Can you quote the data word for word, from the line containing "panel: header banner <box>241 0 648 43</box>" down to the line containing "axis label: high: High", with both of those lines included?

○ ○ ○ ○ ○ ○ ○

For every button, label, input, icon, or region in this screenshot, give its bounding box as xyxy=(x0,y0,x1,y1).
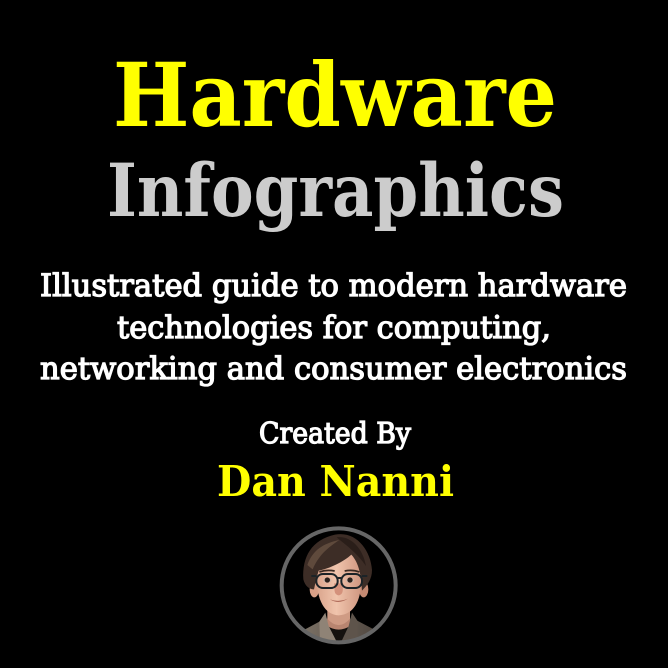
title: Hardware: Hardware xyxy=(113,43,557,147)
subtitle: Illustrated guide to modern hardware xyxy=(40,268,627,304)
subtitle: technologies for computing, xyxy=(117,310,551,346)
created by label: Created By xyxy=(259,416,412,450)
subtitle: networking and consumer electronics xyxy=(40,351,627,387)
cover panel xyxy=(40,59,626,644)
icon: author avatar xyxy=(282,528,396,647)
title: Infographics: Infographics xyxy=(107,148,564,234)
author name: Dan Nanni xyxy=(217,457,454,507)
subtitle xyxy=(40,268,627,387)
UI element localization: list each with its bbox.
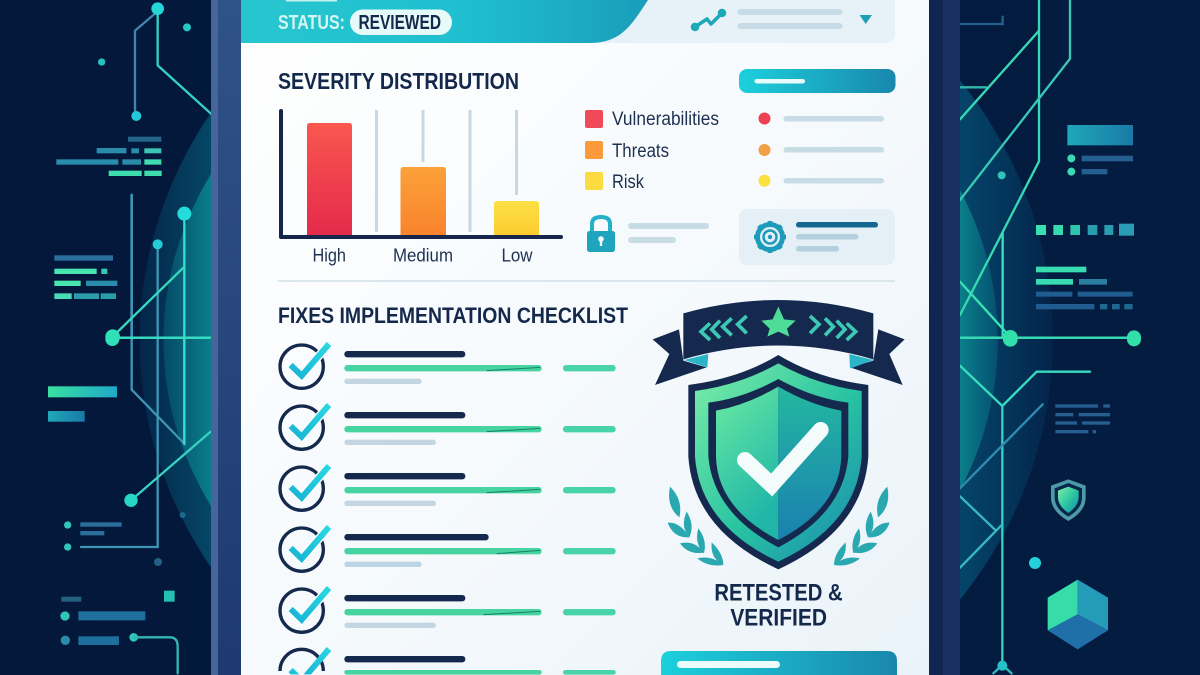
panel: header banner <box>241 0 648 43</box>
legend label: vulnerabilities: Vulnerabilities <box>612 109 719 130</box>
checklist row 6 <box>280 647 616 675</box>
icon: small shield <box>1051 479 1086 521</box>
lock text placeholder <box>628 223 709 243</box>
bar: high <box>307 123 352 236</box>
panel: right circuit decoration, top <box>960 0 1141 345</box>
status pill: REVIEWED <box>358 12 441 34</box>
panel: left circuit decoration, top <box>54 2 211 344</box>
badge label: VERIFIED <box>730 605 827 632</box>
icon: gear <box>754 221 786 253</box>
panel: gear card <box>739 209 895 265</box>
badge: retested and verified <box>653 300 905 632</box>
axis label: medium: Medium <box>393 246 453 266</box>
checklist row 1 <box>280 344 616 388</box>
axis label: high: High <box>312 246 346 266</box>
checklist row 3 <box>280 466 616 510</box>
button <box>739 69 896 93</box>
left background glow <box>140 75 240 605</box>
icon: cube <box>1048 580 1108 649</box>
panel: right circuit decoration, bottom <box>960 332 1141 673</box>
badge label: RETESTED & <box>714 580 843 607</box>
bar: low <box>494 201 539 236</box>
laurel right <box>834 487 890 565</box>
tablet frame <box>211 0 960 675</box>
bar chart: severity <box>281 110 561 266</box>
divider <box>278 280 895 282</box>
checklist <box>280 344 616 675</box>
status label: STATUS: <box>278 12 345 34</box>
legend <box>585 109 719 193</box>
heading: fixes checklist: FIXES IMPLEMENTATION CHECKLIST <box>278 303 628 328</box>
heading: severity distribution: SEVERITY DISTRIBUTION <box>278 68 519 94</box>
bottom button <box>661 651 897 675</box>
shield <box>688 355 868 569</box>
ribbon banner <box>653 300 905 385</box>
status dots list <box>758 112 884 187</box>
checklist row 4 <box>280 527 616 571</box>
legend label: threats: Threats <box>612 141 669 162</box>
icon: trend line <box>692 10 724 30</box>
panel: report page <box>241 0 929 675</box>
bar: medium <box>400 167 446 236</box>
panel: header right <box>500 0 895 43</box>
legend label: risk: Risk <box>612 172 644 193</box>
icon: lock <box>587 217 615 252</box>
checklist row 2 <box>280 405 616 449</box>
axis label: low: Low <box>502 246 533 266</box>
icon: dropdown arrow <box>860 15 872 24</box>
badge label <box>714 580 843 632</box>
checklist row 5 <box>280 588 616 632</box>
laurel left <box>668 487 723 565</box>
right background glow <box>930 47 1053 633</box>
panel: left circuit decoration, bottom <box>48 332 211 673</box>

○ ○ ○ ○ ○ ○ ○

EXERCISE RESPONSE:
panel: header banner <box>241 0 648 43</box>
legend label: vulnerabilities: Vulnerabilities <box>612 109 719 130</box>
checklist row 6 <box>280 647 616 675</box>
icon: small shield <box>1051 479 1086 521</box>
lock text placeholder <box>628 223 709 243</box>
bar: high <box>307 123 352 236</box>
panel: right circuit decoration, top <box>960 0 1141 345</box>
status pill: REVIEWED <box>358 12 441 34</box>
panel: left circuit decoration, top <box>54 2 211 344</box>
badge label: VERIFIED <box>730 605 827 632</box>
icon: gear <box>754 221 786 253</box>
panel: gear card <box>739 209 895 265</box>
badge: retested and verified <box>653 300 905 632</box>
axis label: medium: Medium <box>393 246 453 266</box>
checklist row 1 <box>280 344 616 388</box>
axis label: high: High <box>312 246 346 266</box>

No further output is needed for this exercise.